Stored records
>> BEGIN

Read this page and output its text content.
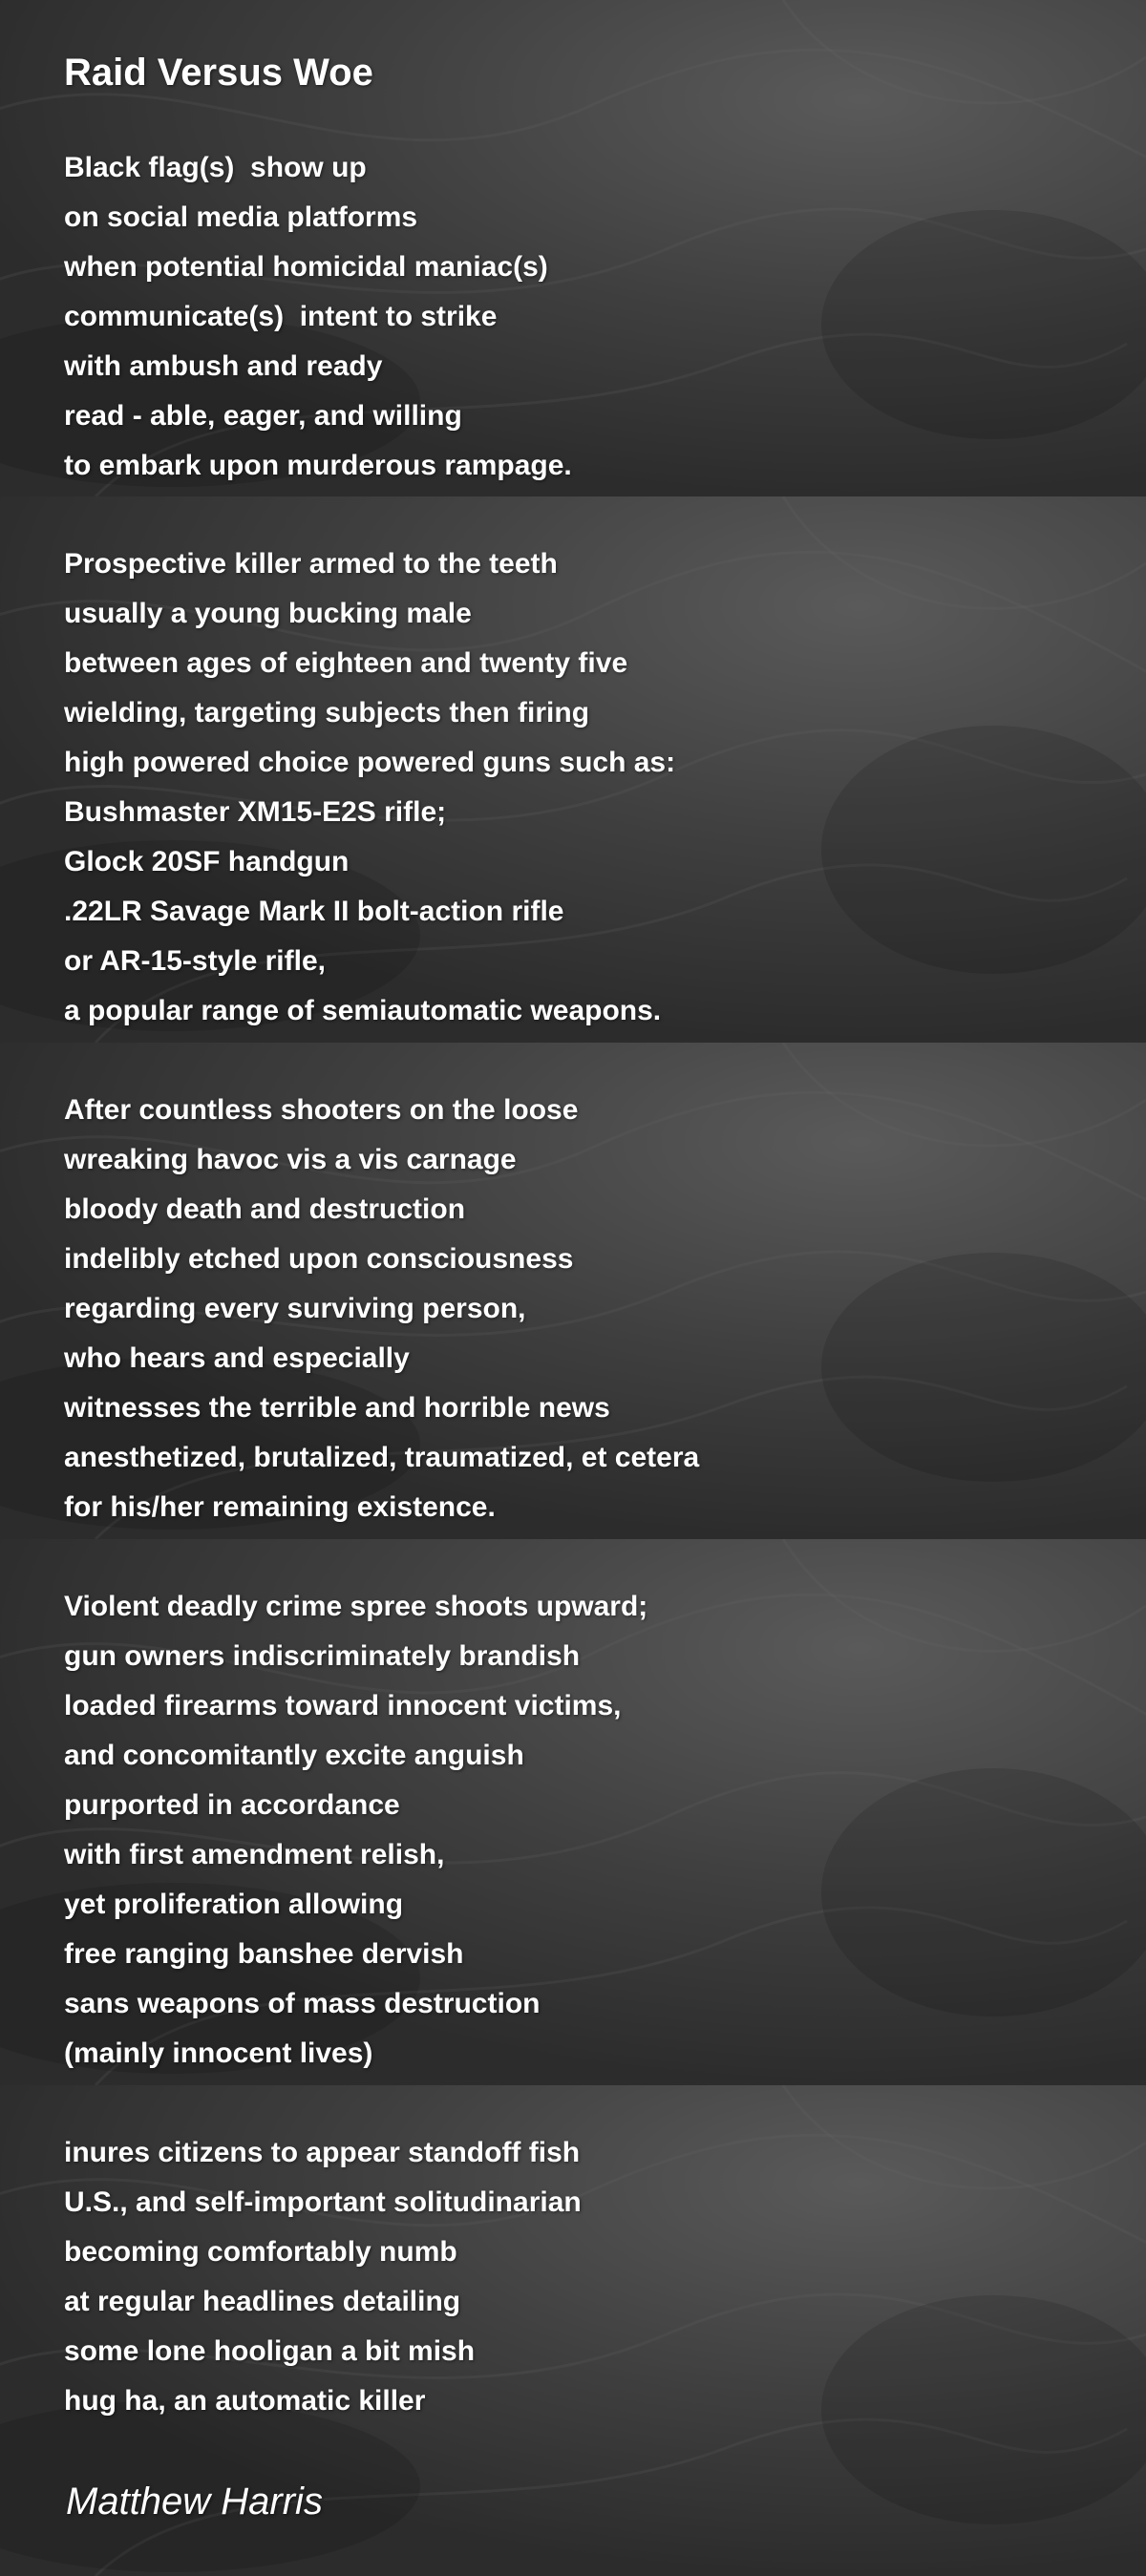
Raid Versus Woe
Black flag(s)  show up
on social media platforms
when potential homicidal maniac(s)
communicate(s)  intent to strike
with ambush and ready
read - able, eager, and willing
to embark upon murderous rampage.
Prospective killer armed to the teeth
usually a young bucking male
between ages of eighteen and twenty five
wielding, targeting subjects then firing
high powered choice powered guns such as:
Bushmaster XM15-E2S rifle;
Glock 20SF handgun
.22LR Savage Mark II bolt-action rifle
or AR-15-style rifle,
a popular range of semiautomatic weapons.
After countless shooters on the loose
wreaking havoc vis a vis carnage
bloody death and destruction
indelibly etched upon consciousness
regarding every surviving person,
who hears and especially
witnesses the terrible and horrible news
anesthetized, brutalized, traumatized, et cetera
for his/her remaining existence.
Violent deadly crime spree shoots upward;
gun owners indiscriminately brandish
loaded firearms toward innocent victims,
and concomitantly excite anguish
purported in accordance
with first amendment relish,
yet proliferation allowing
free ranging banshee dervish
sans weapons of mass destruction
(mainly innocent lives)
inures citizens to appear standoff fish
U.S., and self-important solitudinarian
becoming comfortably numb
at regular headlines detailing
some lone hooligan a bit mish
hug ha, an automatic killer

Matthew Harris
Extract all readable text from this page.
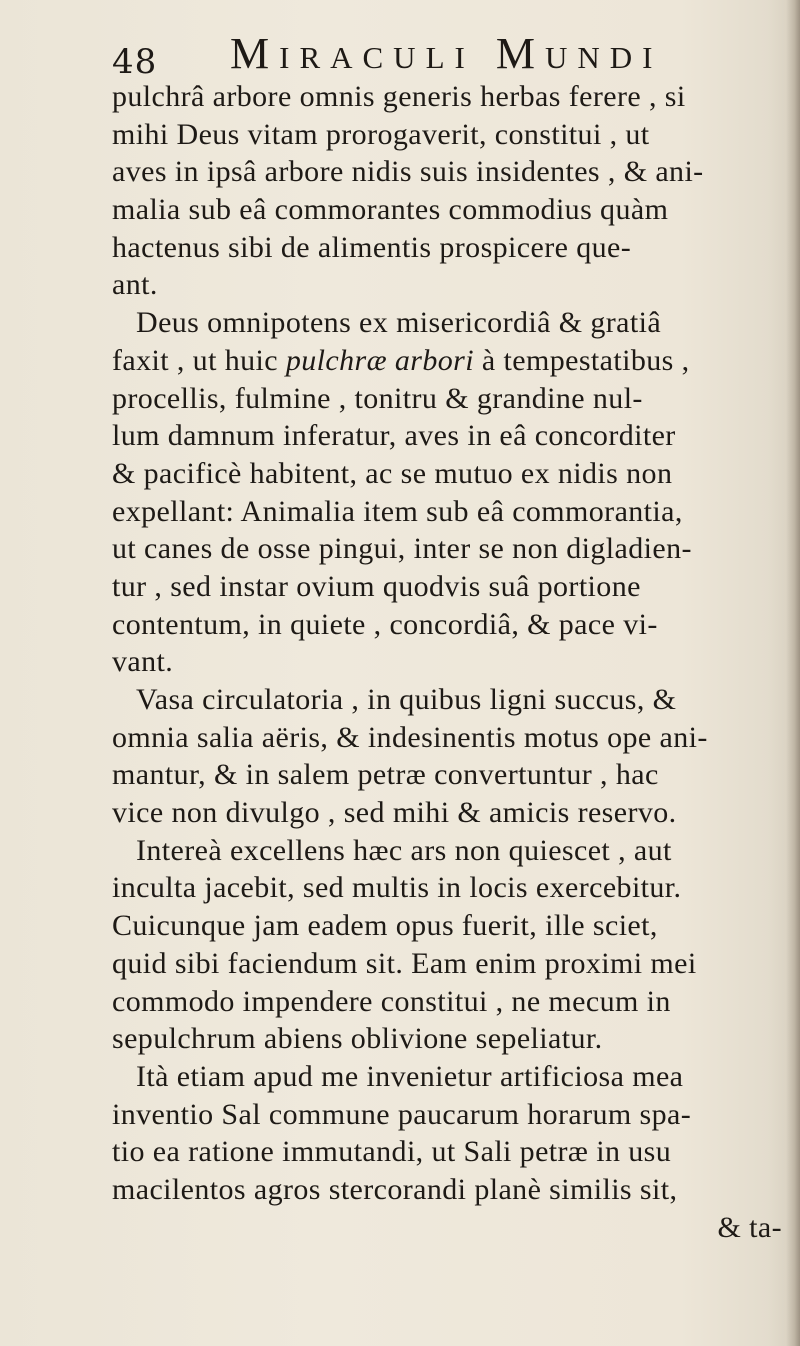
48 Miraculi Mundi
pulchrâ arbore omnis generis herbas ferere , si
mihi Deus vitam prorogaverit, constitui , ut
aves in ipsâ arbore nidis suis insidentes , & ani-
malia sub eâ commorantes commodius quàm
hactenus sibi de alimentis prospicere que-
ant.
Deus omnipotens ex misericordiâ & gratiâ
faxit , ut huic pulchræ arbori à tempestatibus ,
procellis, fulmine , tonitru & grandine nul-
lum damnum inferatur, aves in eâ concorditer
& pacificè habitent, ac se mutuo ex nidis non
expellant: Animalia item sub eâ commorantia,
ut canes de osse pingui, inter se non digladien-
tur , sed instar ovium quodvis suâ portione
contentum, in quiete , concordiâ, & pace vi-
vant.
Vasa circulatoria , in quibus ligni succus, &
omnia salia aëris, & indesinentis motus ope ani-
mantur, & in salem petræ convertuntur , hac
vice non divulgo , sed mihi & amicis reservo.
Intereà excellens hæc ars non quiescet , aut
inculta jacebit, sed multis in locis exercebitur.
Cuicunque jam eadem opus fuerit, ille sciet,
quid sibi faciendum sit. Eam enim proximi mei
commodo impendere constitui , ne mecum in
sepulchrum abiens oblivione sepeliatur.
Ità etiam apud me invenietur artificiosa mea
inventio Sal commune paucarum horarum spa-
tio ea ratione immutandi, ut Sali petræ in usu
macilentos agros stercorandi planè similis sit,
& ta-
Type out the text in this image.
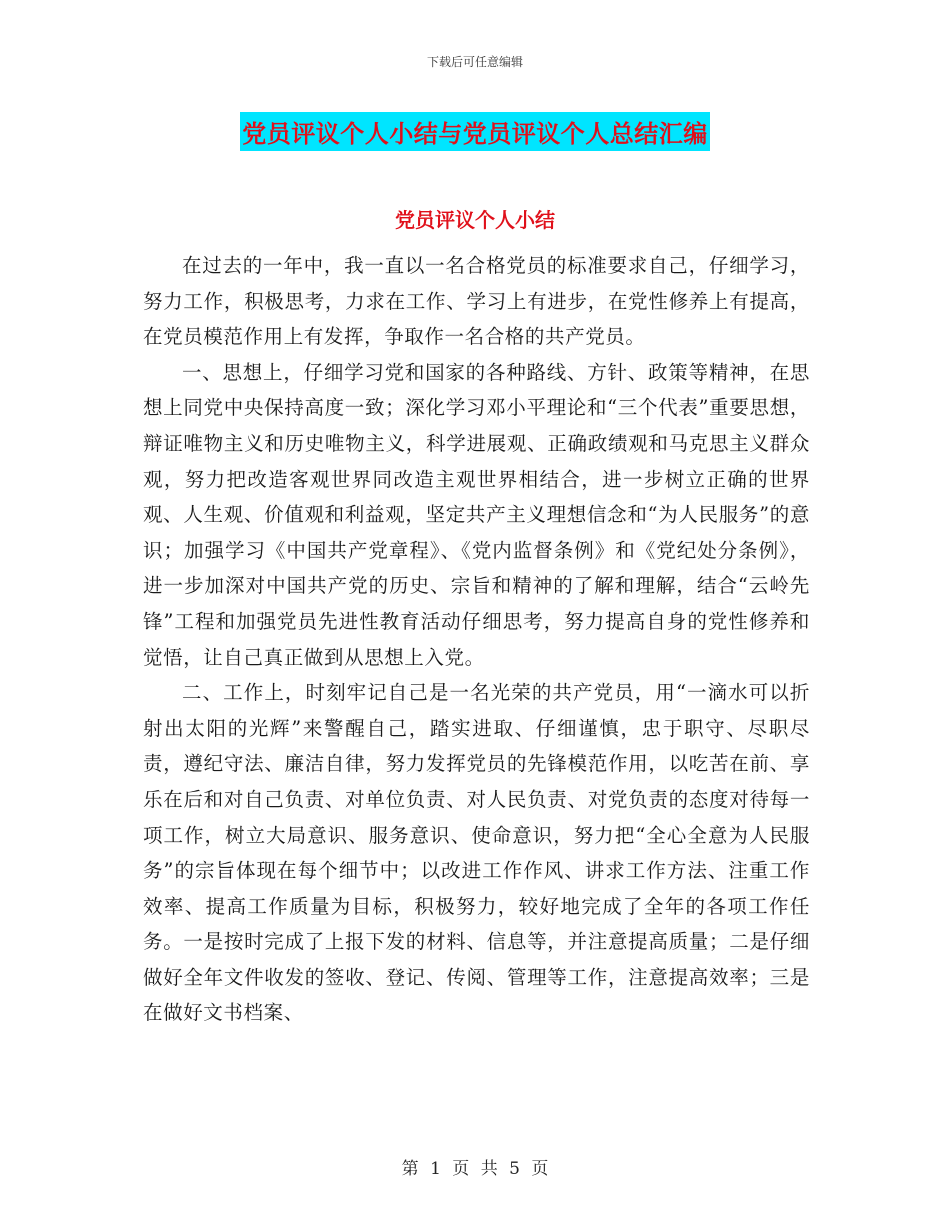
下载后可任意编辑
党员评议个人小结与党员评议个人总结汇编
党员评议个人小结

在过去的一年中，我一直以一名合格党员的标准要求自己，仔细学习，努力工作，积极思考，力求在工作、学习上有进步，在党性修养上有提高，在党员模范作用上有发挥，争取作一名合格的共产党员。

一、思想上，仔细学习党和国家的各种路线、方针、政策等精神，在思想上同党中央保持高度一致；深化学习邓小平理论和“三个代表”重要思想，辩证唯物主义和历史唯物主义，科学进展观、正确政绩观和马克思主义群众观，努力把改造客观世界同改造主观世界相结合，进一步树立正确的世界观、人生观、价值观和利益观，坚定共产主义理想信念和“为人民服务”的意识；加强学习《中国共产党章程》、《党内监督条例》和《党纪处分条例》，进一步加深对中国共产党的历史、宗旨和精神的了解和理解，结合“云岭先锋”工程和加强党员先进性教育活动仔细思考，努力提高自身的党性修养和觉悟，让自己真正做到从思想上入党。

二、工作上，时刻牢记自己是一名光荣的共产党员，用“一滴水可以折射出太阳的光辉”来警醒自己，踏实进取、仔细谨慎，忠于职守、尽职尽责，遵纪守法、廉洁自律，努力发挥党员的先锋模范作用，以吃苦在前、享乐在后和对自己负责、对单位负责、对人民负责、对党负责的态度对待每一项工作，树立大局意识、服务意识、使命意识，努力把“全心全意为人民服务”的宗旨体现在每个细节中；以改进工作作风、讲求工作方法、注重工作效率、提高工作质量为目标，积极努力，较好地完成了全年的各项工作任务。一是按时完成了上报下发的材料、信息等，并注意提高质量；二是仔细做好全年文件收发的签收、登记、传阅、管理等工作，注意提高效率；三是在做好文书档案、

第 1 页 共 5 页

>> END

* [Your goal]:
Copy out each line of the data containing the string "sibi".

* [Final result]:
hactenus sibi de alimentis prospicere que-
quid sibi faciendum sit. Eam enim proximi mei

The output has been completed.